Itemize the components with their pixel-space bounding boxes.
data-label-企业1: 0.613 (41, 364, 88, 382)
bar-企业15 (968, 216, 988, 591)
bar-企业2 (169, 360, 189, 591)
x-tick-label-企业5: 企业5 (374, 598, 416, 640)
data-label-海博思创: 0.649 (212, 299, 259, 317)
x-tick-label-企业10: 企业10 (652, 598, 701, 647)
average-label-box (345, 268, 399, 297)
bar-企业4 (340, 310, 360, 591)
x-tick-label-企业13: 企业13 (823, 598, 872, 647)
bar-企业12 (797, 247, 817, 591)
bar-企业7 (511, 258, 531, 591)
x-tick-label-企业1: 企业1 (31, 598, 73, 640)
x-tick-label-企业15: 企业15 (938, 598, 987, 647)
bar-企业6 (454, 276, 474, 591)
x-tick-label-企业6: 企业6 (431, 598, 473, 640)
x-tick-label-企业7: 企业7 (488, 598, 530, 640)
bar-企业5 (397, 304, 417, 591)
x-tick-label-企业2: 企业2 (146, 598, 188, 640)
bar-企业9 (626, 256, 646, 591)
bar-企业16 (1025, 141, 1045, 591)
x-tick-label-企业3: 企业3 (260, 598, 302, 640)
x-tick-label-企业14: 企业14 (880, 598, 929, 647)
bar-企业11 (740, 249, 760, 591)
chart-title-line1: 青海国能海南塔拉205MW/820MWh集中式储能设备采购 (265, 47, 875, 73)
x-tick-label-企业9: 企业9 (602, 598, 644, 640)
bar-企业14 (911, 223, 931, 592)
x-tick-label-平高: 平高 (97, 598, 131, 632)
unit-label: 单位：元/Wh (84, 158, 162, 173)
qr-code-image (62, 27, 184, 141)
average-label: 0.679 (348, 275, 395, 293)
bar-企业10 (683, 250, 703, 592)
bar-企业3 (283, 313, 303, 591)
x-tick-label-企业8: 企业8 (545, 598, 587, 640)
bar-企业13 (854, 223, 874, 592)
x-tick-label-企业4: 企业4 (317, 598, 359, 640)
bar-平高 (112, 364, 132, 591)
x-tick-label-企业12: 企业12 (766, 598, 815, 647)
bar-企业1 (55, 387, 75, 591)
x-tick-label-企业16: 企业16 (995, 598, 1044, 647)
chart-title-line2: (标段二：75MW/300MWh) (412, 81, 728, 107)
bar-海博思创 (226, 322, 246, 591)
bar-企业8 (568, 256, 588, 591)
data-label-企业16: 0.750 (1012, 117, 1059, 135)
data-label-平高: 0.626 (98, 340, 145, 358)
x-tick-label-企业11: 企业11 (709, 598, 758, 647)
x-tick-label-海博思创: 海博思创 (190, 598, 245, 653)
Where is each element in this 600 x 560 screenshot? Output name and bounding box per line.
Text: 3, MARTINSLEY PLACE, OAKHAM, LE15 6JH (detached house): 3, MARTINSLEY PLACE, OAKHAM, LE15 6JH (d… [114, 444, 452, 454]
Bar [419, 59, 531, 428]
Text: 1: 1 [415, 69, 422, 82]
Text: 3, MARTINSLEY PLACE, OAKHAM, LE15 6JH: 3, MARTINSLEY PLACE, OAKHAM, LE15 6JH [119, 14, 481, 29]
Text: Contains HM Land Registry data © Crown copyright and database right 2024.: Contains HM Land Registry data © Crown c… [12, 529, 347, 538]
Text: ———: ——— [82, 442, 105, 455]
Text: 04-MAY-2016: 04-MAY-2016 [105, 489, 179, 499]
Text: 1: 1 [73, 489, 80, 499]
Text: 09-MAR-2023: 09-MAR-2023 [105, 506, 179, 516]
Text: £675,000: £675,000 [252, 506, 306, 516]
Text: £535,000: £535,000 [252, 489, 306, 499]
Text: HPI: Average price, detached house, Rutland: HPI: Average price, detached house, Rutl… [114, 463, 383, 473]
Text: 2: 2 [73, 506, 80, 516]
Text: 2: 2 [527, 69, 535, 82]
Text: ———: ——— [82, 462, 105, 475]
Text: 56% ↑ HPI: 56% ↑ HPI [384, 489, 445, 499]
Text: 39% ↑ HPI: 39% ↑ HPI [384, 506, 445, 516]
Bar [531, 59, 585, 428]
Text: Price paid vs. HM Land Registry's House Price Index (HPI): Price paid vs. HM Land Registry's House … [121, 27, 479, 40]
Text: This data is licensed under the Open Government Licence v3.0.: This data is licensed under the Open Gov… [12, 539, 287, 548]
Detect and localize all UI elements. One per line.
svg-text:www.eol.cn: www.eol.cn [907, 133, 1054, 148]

GOAL — Reproduce the stretch of lines from the start of the records through the line containing "bar-企业11 (740, 249, 760, 591)", switching "data-label" to "value-label" and leaving everything else unchanged.

SOLUTION —
Itemize the components with their pixel-space bounding boxes.
value-label-企业1: 0.613 (41, 364, 88, 382)
bar-企业15 (968, 216, 988, 591)
bar-企业2 (169, 360, 189, 591)
x-tick-label-企业5: 企业5 (374, 598, 416, 640)
value-label-海博思创: 0.649 (212, 299, 259, 317)
x-tick-label-企业10: 企业10 (652, 598, 701, 647)
average-label-box (345, 268, 399, 297)
bar-企业4 (340, 310, 360, 591)
x-tick-label-企业13: 企业13 (823, 598, 872, 647)
bar-企业12 (797, 247, 817, 591)
bar-企业7 (511, 258, 531, 591)
x-tick-label-企业1: 企业1 (31, 598, 73, 640)
x-tick-label-企业15: 企业15 (938, 598, 987, 647)
bar-企业6 (454, 276, 474, 591)
x-tick-label-企业6: 企业6 (431, 598, 473, 640)
x-tick-label-企业7: 企业7 (488, 598, 530, 640)
bar-企业5 (397, 304, 417, 591)
x-tick-label-企业2: 企业2 (146, 598, 188, 640)
bar-企业9 (626, 256, 646, 591)
bar-企业16 (1025, 141, 1045, 591)
x-tick-label-企业3: 企业3 (260, 598, 302, 640)
x-tick-label-企业14: 企业14 (880, 598, 929, 647)
bar-企业11 (740, 249, 760, 591)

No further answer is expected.